Find each line with "great" and copy it.

>> begin Stored data

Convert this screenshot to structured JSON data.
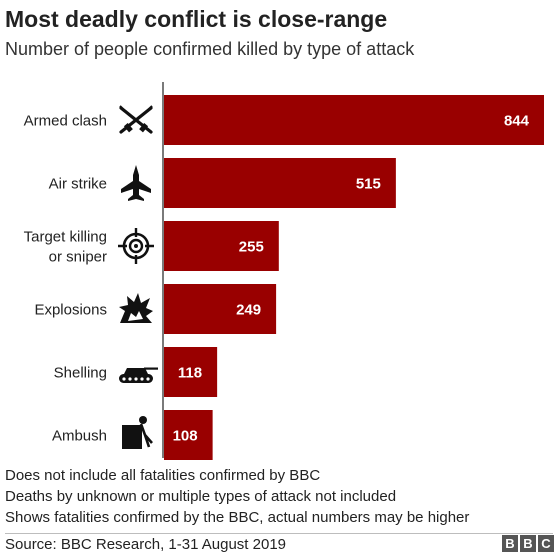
{
  "title": "Most deadly conflict is close-range",
  "subtitle": "Number of people confirmed killed by type of attack",
  "chart_data": {
    "type": "bar",
    "orientation": "horizontal",
    "title": "Most deadly conflict is close-range",
    "subtitle": "Number of people confirmed killed by type of attack",
    "categories": [
      {
        "lines": [
          "Armed clash"
        ],
        "icon": "crossed-rifles-icon"
      },
      {
        "lines": [
          "Air strike"
        ],
        "icon": "fighter-jet-icon"
      },
      {
        "lines": [
          "Target killing",
          "or sniper"
        ],
        "icon": "crosshair-icon"
      },
      {
        "lines": [
          "Explosions"
        ],
        "icon": "explosion-icon"
      },
      {
        "lines": [
          "Shelling"
        ],
        "icon": "tank-icon"
      },
      {
        "lines": [
          "Ambush"
        ],
        "icon": "ambush-icon"
      }
    ],
    "values": [
      844,
      515,
      255,
      249,
      118,
      108
    ],
    "value_labels": [
      "844",
      "515",
      "255",
      "249",
      "118",
      "108"
    ],
    "xlim": [
      0,
      844
    ],
    "grid": false,
    "bar_color": "#990000",
    "label_color": "#ffffff"
  },
  "notes": [
    "Does not include all fatalities confirmed by BBC",
    "Deaths by unknown or multiple types of attack not included",
    "Shows fatalities confirmed by the BBC, actual numbers may be higher"
  ],
  "source": "Source: BBC Research, 1-31 August 2019",
  "brand_letters": [
    "B",
    "B",
    "C"
  ]
}
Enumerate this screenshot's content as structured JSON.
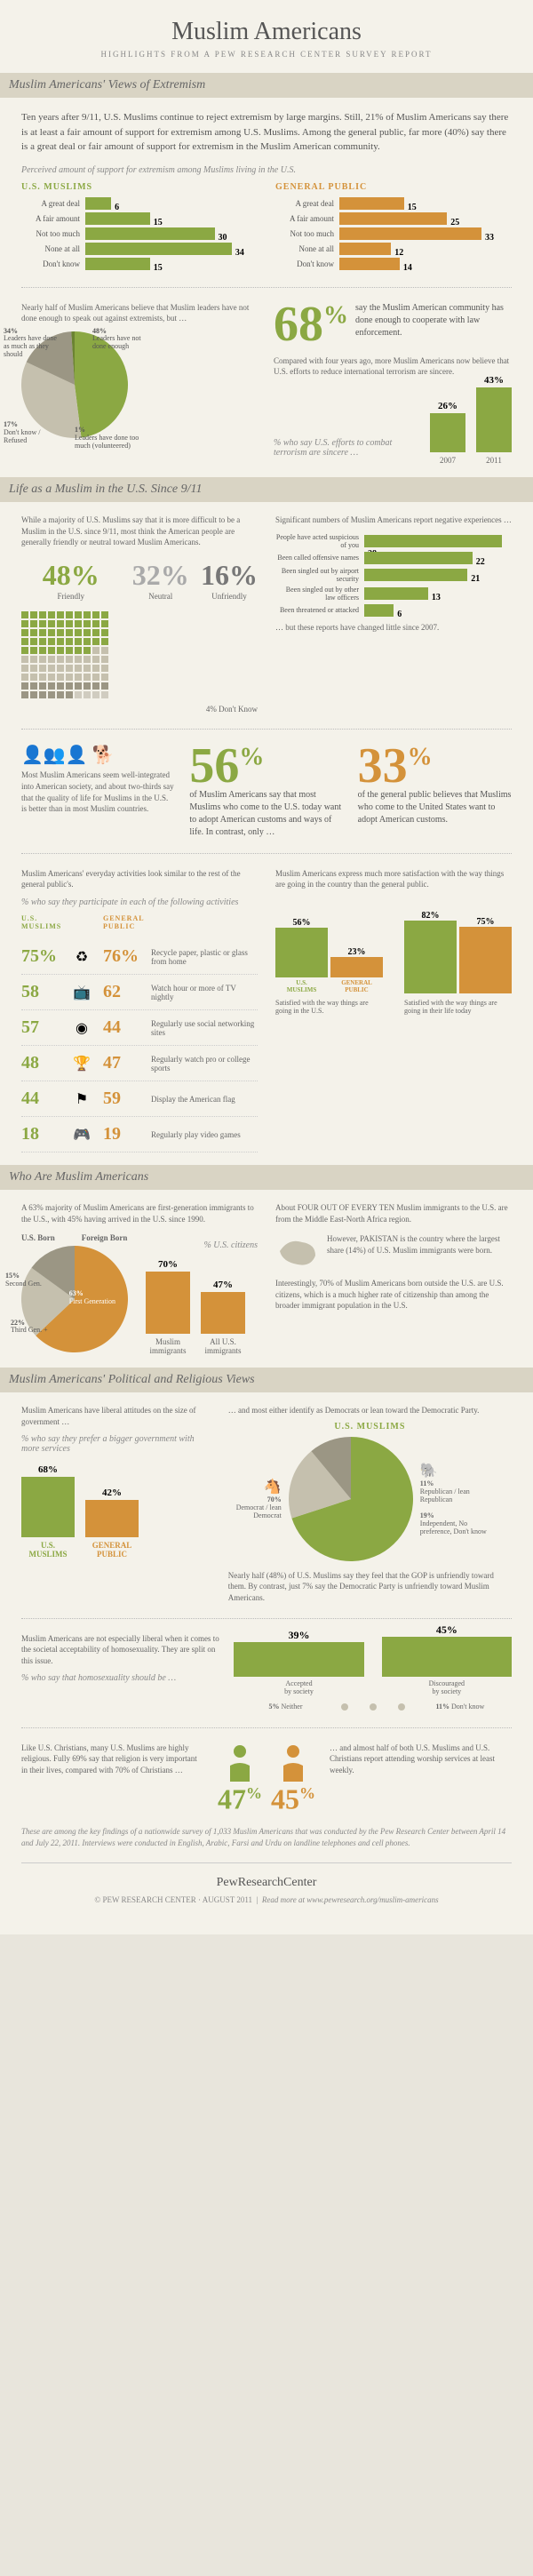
{
  "title": "Muslim Americans",
  "subtitle": "HIGHLIGHTS FROM A PEW RESEARCH CENTER SURVEY REPORT",
  "sections": {
    "s1": {
      "header": "Muslim Americans' Views of Extremism",
      "intro": "Ten years after 9/11, U.S. Muslims continue to reject extremism by large margins. Still, 21% of Muslim Americans say there is at least a fair amount of support for extremism among U.S. Muslims. Among the general public, far more (40%) say there is a great deal or fair amount of support for extremism in the Muslim American community.",
      "caption": "Perceived amount of support for extremism among Muslims living in the U.S.",
      "left_label": "U.S. MUSLIMS",
      "right_label": "GENERAL PUBLIC",
      "categories": [
        "A great deal",
        "A fair amount",
        "Not too much",
        "None at all",
        "Don't know"
      ],
      "muslims": [
        6,
        15,
        30,
        34,
        15
      ],
      "public": [
        15,
        25,
        33,
        12,
        14
      ],
      "colors": {
        "muslim": "#8ba843",
        "public": "#d4923a",
        "muslim_dark": "#6b8332",
        "public_dark": "#b5792a"
      }
    },
    "s1b": {
      "left_text": "Nearly half of Muslim Americans believe that Muslim leaders have not done enough to speak out against extremists, but …",
      "pie": {
        "slices": [
          {
            "label": "Leaders have not done enough",
            "val": 48,
            "color": "#8ba843"
          },
          {
            "label": "Leaders have done as much as they should",
            "val": 34,
            "color": "#c5c0ae"
          },
          {
            "label": "Don't know / Refused",
            "val": 17,
            "color": "#9b9684"
          },
          {
            "label": "Leaders have done too much (volunteered)",
            "val": 1,
            "color": "#6b8332"
          }
        ]
      },
      "big": "68",
      "big_text": "say the Muslim American community has done enough to cooperate with law enforcement.",
      "comp_text": "Compared with four years ago, more Muslim Americans now believe that U.S. efforts to reduce international terrorism are sincere.",
      "comp_caption": "% who say U.S. efforts to combat terrorism are sincere …",
      "bars": [
        {
          "year": "2007",
          "val": 26
        },
        {
          "year": "2011",
          "val": 43
        }
      ]
    },
    "s2": {
      "header": "Life as a Muslim in the U.S. Since 9/11",
      "left_text": "While a majority of U.S. Muslims say that it is more difficult to be a Muslim in the U.S. since 9/11, most think the American people are generally friendly or neutral toward Muslim Americans.",
      "tri": [
        {
          "val": "48%",
          "label": "Friendly",
          "color": "#8ba843"
        },
        {
          "val": "32%",
          "label": "Neutral",
          "color": "#aaa"
        },
        {
          "val": "16%",
          "label": "Unfriendly",
          "color": "#777"
        }
      ],
      "tri_foot": "4% Don't Know",
      "right_text": "Significant numbers of Muslim Americans report negative experiences …",
      "neg_cats": [
        "People have acted suspicious of you",
        "Been called offensive names",
        "Been singled out by airport security",
        "Been singled out by other law officers",
        "Been threatened or attacked"
      ],
      "neg_vals": [
        28,
        22,
        21,
        13,
        6
      ],
      "neg_foot": "… but these reports have changed little since 2007."
    },
    "s2b": {
      "left_text": "Most Muslim Americans seem well-integrated into American society, and about two-thirds say that the quality of life for Muslims in the U.S. is better than in most Muslim countries.",
      "mid_val": "56",
      "mid_text": "of Muslim Americans say that most Muslims who come to the U.S. today want to adopt American customs and ways of life. In contrast, only …",
      "right_val": "33",
      "right_text": "of the general public believes that Muslims who come to the United States want to adopt American customs."
    },
    "s2c": {
      "left_text": "Muslim Americans' everyday activities look similar to the rest of the general public's.",
      "left_caption": "% who say they participate in each of the following activities",
      "h1": "U.S. MUSLIMS",
      "h2": "GENERAL PUBLIC",
      "rows": [
        {
          "m": "75%",
          "p": "76%",
          "icon": "recycle",
          "label": "Recycle paper, plastic or glass from home"
        },
        {
          "m": "58",
          "p": "62",
          "icon": "tv",
          "label": "Watch hour or more of TV nightly"
        },
        {
          "m": "57",
          "p": "44",
          "icon": "network",
          "label": "Regularly use social networking sites"
        },
        {
          "m": "48",
          "p": "47",
          "icon": "sports",
          "label": "Regularly watch pro or college sports"
        },
        {
          "m": "44",
          "p": "59",
          "icon": "flag",
          "label": "Display the American flag"
        },
        {
          "m": "18",
          "p": "19",
          "icon": "game",
          "label": "Regularly play video games"
        }
      ],
      "right_text": "Muslim Americans express much more satisfaction with the way things are going in the country than the general public.",
      "sat": {
        "groups": [
          {
            "title": "Satisfied with the way things are going in the U.S.",
            "m": 56,
            "p": 23
          },
          {
            "title": "Satisfied with the way things are going in their life today",
            "m": 82,
            "p": 75
          }
        ],
        "ml": "U.S. MUSLIMS",
        "pl": "GENERAL PUBLIC"
      }
    },
    "s3": {
      "header": "Who Are Muslim Americans",
      "left_text": "A 63% majority of Muslim Americans are first-generation immigrants to the U.S., with 45% having arrived in the U.S. since 1990.",
      "caption": "% U.S. citizens",
      "pie": {
        "slices": [
          {
            "label": "First Generation",
            "val": 63,
            "color": "#d4923a"
          },
          {
            "label": "Third Gen. +",
            "val": 22,
            "color": "#c5c0ae"
          },
          {
            "label": "Second Gen.",
            "val": 15,
            "color": "#9b9684"
          }
        ]
      },
      "pie_labels": {
        "us": "U.S. Born",
        "fb": "Foreign Born"
      },
      "bars": [
        {
          "label": "Muslim immigrants",
          "val": 70
        },
        {
          "label": "All U.S. immigrants",
          "val": 47
        }
      ],
      "r1": "About FOUR OUT OF EVERY TEN Muslim immigrants to the U.S. are from the Middle East-North Africa region.",
      "r2": "However, PAKISTAN is the country where the largest share (14%) of U.S. Muslim immigrants were born.",
      "r3": "Interestingly, 70% of Muslim Americans born outside the U.S. are U.S. citizens, which is a much higher rate of citizenship than among the broader immigrant population in the U.S."
    },
    "s4": {
      "header": "Muslim Americans' Political and Religious Views",
      "left_text": "Muslim Americans have liberal attitudes on the size of government …",
      "caption": "% who say they prefer a bigger government with more services",
      "bars": [
        {
          "label": "U.S. MUSLIMS",
          "val": 68,
          "color": "#8ba843"
        },
        {
          "label": "GENERAL PUBLIC",
          "val": 42,
          "color": "#d4923a"
        }
      ],
      "right_text": "… and most either identify as Democrats or lean toward the Democratic Party.",
      "pie_label": "U.S. MUSLIMS",
      "pie": {
        "slices": [
          {
            "label": "Democrat / lean Democrat",
            "val": 70,
            "color": "#8ba843"
          },
          {
            "label": "Independent, No preference, Don't know",
            "val": 19,
            "color": "#c5c0ae"
          },
          {
            "label": "Republican / lean Republican",
            "val": 11,
            "color": "#9b9684"
          }
        ]
      },
      "foot": "Nearly half (48%) of U.S. Muslims say they feel that the GOP is unfriendly toward them. By contrast, just 7% say the Democratic Party is unfriendly toward Muslim Americans."
    },
    "s4b": {
      "text": "Muslim Americans are not especially liberal when it comes to the societal acceptability of homosexuality. They are split on this issue.",
      "caption": "% who say that homosexuality should be …",
      "items": [
        {
          "label": "Accepted by society",
          "val": 39
        },
        {
          "label": "Discouraged by society",
          "val": 45
        },
        {
          "label": "Neither",
          "val": 5
        },
        {
          "label": "Don't know",
          "val": 11
        }
      ]
    },
    "s4c": {
      "left": "Like U.S. Christians, many U.S. Muslims are highly religious. Fully 69% say that religion is very important in their lives, compared with 70% of Christians …",
      "m": "47",
      "c": "45",
      "right": "… and almost half of both U.S. Muslims and U.S. Christians report attending worship services at least weekly."
    },
    "footnote": "These are among the key findings of a nationwide survey of 1,033 Muslim Americans that was conducted by the Pew Research Center between April 14 and July 22, 2011. Interviews were conducted in English, Arabic, Farsi and Urdu on landline telephones and cell phones.",
    "footer": {
      "brand": "PewResearchCenter",
      "copy": "© PEW RESEARCH CENTER · AUGUST 2011",
      "link": "Read more at www.pewresearch.org/muslim-americans"
    }
  }
}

>> end Stored data

● **Solved problem**:
      "intro": "Ten years after 9/11, U.S. Muslims continue to reject extremism by large margins. Still, 21% of Muslim Americans say there is at least a fair amount of support for extremism among U.S. Muslims. Among the general public, far more (40%) say there is a great deal or fair amount of support for extremism in the Muslim American community.",
        "A great deal",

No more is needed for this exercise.